> **Dataset entries**:
------
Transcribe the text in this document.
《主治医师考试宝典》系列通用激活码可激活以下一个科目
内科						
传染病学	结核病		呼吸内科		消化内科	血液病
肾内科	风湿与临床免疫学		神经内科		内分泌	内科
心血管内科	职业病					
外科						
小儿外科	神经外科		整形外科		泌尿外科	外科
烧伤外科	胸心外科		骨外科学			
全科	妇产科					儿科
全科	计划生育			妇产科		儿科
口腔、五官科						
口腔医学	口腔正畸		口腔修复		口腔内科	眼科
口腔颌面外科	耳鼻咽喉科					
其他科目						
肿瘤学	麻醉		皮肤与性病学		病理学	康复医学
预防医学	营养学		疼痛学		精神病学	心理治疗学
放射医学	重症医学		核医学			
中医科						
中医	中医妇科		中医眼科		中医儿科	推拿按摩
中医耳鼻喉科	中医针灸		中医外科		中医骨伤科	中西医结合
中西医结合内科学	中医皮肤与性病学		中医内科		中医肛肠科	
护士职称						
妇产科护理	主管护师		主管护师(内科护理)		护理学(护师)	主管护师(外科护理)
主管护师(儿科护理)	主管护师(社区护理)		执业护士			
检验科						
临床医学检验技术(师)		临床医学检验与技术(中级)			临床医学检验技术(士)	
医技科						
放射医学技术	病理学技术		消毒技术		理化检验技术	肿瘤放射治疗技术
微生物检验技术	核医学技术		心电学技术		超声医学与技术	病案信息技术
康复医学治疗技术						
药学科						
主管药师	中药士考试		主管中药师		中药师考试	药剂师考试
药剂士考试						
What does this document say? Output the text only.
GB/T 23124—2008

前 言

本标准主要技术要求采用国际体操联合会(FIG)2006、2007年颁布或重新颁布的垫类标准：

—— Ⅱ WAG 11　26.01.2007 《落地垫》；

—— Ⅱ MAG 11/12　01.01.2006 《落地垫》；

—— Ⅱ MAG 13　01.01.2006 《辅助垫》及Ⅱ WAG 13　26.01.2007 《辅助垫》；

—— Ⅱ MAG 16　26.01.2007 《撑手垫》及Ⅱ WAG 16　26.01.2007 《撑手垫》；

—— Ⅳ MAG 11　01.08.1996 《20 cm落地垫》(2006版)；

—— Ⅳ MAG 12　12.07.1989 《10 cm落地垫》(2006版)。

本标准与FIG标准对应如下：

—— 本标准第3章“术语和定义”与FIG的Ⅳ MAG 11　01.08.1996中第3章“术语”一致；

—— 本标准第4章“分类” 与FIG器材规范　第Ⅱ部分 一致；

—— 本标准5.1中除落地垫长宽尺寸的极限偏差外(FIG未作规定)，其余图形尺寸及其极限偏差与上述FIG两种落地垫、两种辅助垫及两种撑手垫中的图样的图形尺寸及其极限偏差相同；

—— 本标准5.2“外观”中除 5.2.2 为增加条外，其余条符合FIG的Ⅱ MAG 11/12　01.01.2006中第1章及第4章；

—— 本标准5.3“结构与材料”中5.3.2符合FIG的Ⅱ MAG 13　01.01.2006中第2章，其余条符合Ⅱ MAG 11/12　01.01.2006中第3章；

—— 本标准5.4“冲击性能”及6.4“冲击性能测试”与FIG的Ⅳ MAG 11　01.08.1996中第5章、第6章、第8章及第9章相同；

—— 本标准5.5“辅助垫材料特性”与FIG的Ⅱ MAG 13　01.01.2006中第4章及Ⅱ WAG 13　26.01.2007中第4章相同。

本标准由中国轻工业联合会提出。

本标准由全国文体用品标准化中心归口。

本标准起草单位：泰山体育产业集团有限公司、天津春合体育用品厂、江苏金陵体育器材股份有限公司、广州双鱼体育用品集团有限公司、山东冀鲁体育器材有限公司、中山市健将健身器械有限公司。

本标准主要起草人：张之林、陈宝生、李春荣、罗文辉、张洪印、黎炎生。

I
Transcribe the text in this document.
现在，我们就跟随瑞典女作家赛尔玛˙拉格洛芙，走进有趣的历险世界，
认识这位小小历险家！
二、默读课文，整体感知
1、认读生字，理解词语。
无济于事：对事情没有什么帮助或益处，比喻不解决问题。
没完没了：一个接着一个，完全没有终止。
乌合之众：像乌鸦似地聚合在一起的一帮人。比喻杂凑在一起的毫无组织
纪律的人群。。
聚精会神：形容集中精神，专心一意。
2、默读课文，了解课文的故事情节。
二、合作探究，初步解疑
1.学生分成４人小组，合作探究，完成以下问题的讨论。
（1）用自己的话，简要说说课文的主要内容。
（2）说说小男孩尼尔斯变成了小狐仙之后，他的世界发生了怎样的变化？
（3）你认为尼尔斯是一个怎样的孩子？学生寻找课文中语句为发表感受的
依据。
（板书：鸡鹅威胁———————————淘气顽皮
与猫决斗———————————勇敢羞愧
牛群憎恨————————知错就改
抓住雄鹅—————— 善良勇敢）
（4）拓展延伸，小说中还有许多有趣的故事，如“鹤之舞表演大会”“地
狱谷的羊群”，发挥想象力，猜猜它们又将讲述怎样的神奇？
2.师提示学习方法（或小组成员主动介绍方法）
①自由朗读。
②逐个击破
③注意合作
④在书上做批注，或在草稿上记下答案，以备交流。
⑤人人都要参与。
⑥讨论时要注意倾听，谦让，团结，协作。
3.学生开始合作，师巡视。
------
> **Exercise objective**: Copy all the records above precisely.

> **The result**:
Transcribe the text in this document.
《主治医师考试宝典》系列通用激活码可激活以下一个科目
内科						
传染病学	结核病		呼吸内科		消化内科	血液病
肾内科	风湿与临床免疫学		神经内科		内分泌	内科
心血管内科	职业病					
外科						
小儿外科	神经外科		整形外科		泌尿外科	外科
烧伤外科	胸心外科		骨外科学			
全科	妇产科					儿科
全科	计划生育			妇产科		儿科
口腔、五官科						
口腔医学	口腔正畸		口腔修复		口腔内科	眼科
口腔颌面外科	耳鼻咽喉科					
其他科目						
肿瘤学	麻醉		皮肤与性病学		病理学	康复医学
预防医学	营养学		疼痛学		精神病学	心理治疗学
放射医学	重症医学		核医学			
中医科						
中医	中医妇科		中医眼科		中医儿科	推拿按摩
中医耳鼻喉科	中医针灸		中医外科		中医骨伤科	中西医结合
中西医结合内科学	中医皮肤与性病学		中医内科		中医肛肠科	
护士职称						
妇产科护理	主管护师		主管护师(内科护理)		护理学(护师)	主管护师(外科护理)
主管护师(儿科护理)	主管护师(社区护理)		执业护士			
检验科						
临床医学检验技术(师)		临床医学检验与技术(中级)			临床医学检验技术(士)	
医技科						
放射医学技术	病理学技术		消毒技术		理化检验技术	肿瘤放射治疗技术
微生物检验技术	核医学技术		心电学技术		超声医学与技术	病案信息技术
康复医学治疗技术						
药学科						
主管药师	中药士考试		主管中药师		中药师考试	药剂师考试
药剂士考试						
What does this document say? Output the text only.
GB/T 23124—2008

前 言

本标准主要技术要求采用国际体操联合会(FIG)2006、2007年颁布或重新颁布的垫类标准：

—— Ⅱ WAG 11　26.01.2007 《落地垫》；

—— Ⅱ MAG 11/12　01.01.2006 《落地垫》；

—— Ⅱ MAG 13　01.01.2006 《辅助垫》及Ⅱ WAG 13　26.01.2007 《辅助垫》；

—— Ⅱ MAG 16　26.01.2007 《撑手垫》及Ⅱ WAG 16　26.01.2007 《撑手垫》；

—— Ⅳ MAG 11　01.08.1996 《20 cm落地垫》(2006版)；

—— Ⅳ MAG 12　12.07.1989 《10 cm落地垫》(2006版)。

本标准与FIG标准对应如下：

—— 本标准第3章“术语和定义”与FIG的Ⅳ MAG 11　01.08.1996中第3章“术语”一致；

—— 本标准第4章“分类” 与FIG器材规范　第Ⅱ部分 一致；

—— 本标准5.1中除落地垫长宽尺寸的极限偏差外(FIG未作规定)，其余图形尺寸及其极限偏差与上述FIG两种落地垫、两种辅助垫及两种撑手垫中的图样的图形尺寸及其极限偏差相同；

—— 本标准5.2“外观”中除 5.2.2 为增加条外，其余条符合FIG的Ⅱ MAG 11/12　01.01.2006中第1章及第4章；

—— 本标准5.3“结构与材料”中5.3.2符合FIG的Ⅱ MAG 13　01.01.2006中第2章，其余条符合Ⅱ MAG 11/12　01.01.2006中第3章；

—— 本标准5.4“冲击性能”及6.4“冲击性能测试”与FIG的Ⅳ MAG 11　01.08.1996中第5章、第6章、第8章及第9章相同；

—— 本标准5.5“辅助垫材料特性”与FIG的Ⅱ MAG 13　01.01.2006中第4章及Ⅱ WAG 13　26.01.2007中第4章相同。

本标准由中国轻工业联合会提出。

本标准由全国文体用品标准化中心归口。

本标准起草单位：泰山体育产业集团有限公司、天津春合体育用品厂、江苏金陵体育器材股份有限公司、广州双鱼体育用品集团有限公司、山东冀鲁体育器材有限公司、中山市健将健身器械有限公司。

本标准主要起草人：张之林、陈宝生、李春荣、罗文辉、张洪印、黎炎生。

I
Transcribe the text in this document.
现在，我们就跟随瑞典女作家赛尔玛˙拉格洛芙，走进有趣的历险世界，
认识这位小小历险家！
二、默读课文，整体感知
1、认读生字，理解词语。
无济于事：对事情没有什么帮助或益处，比喻不解决问题。
没完没了：一个接着一个，完全没有终止。
乌合之众：像乌鸦似地聚合在一起的一帮人。比喻杂凑在一起的毫无组织
纪律的人群。。
聚精会神：形容集中精神，专心一意。
2、默读课文，了解课文的故事情节。
二、合作探究，初步解疑
1.学生分成４人小组，合作探究，完成以下问题的讨论。
（1）用自己的话，简要说说课文的主要内容。
（2）说说小男孩尼尔斯变成了小狐仙之后，他的世界发生了怎样的变化？
（3）你认为尼尔斯是一个怎样的孩子？学生寻找课文中语句为发表感受的
依据。
（板书：鸡鹅威胁———————————淘气顽皮
与猫决斗———————————勇敢羞愧
牛群憎恨————————知错就改
抓住雄鹅—————— 善良勇敢）
（4）拓展延伸，小说中还有许多有趣的故事，如“鹤之舞表演大会”“地
狱谷的羊群”，发挥想象力，猜猜它们又将讲述怎样的神奇？
2.师提示学习方法（或小组成员主动介绍方法）
①自由朗读。
②逐个击破
③注意合作
④在书上做批注，或在草稿上记下答案，以备交流。
⑤人人都要参与。
⑥讨论时要注意倾听，谦让，团结，协作。
3.学生开始合作，师巡视。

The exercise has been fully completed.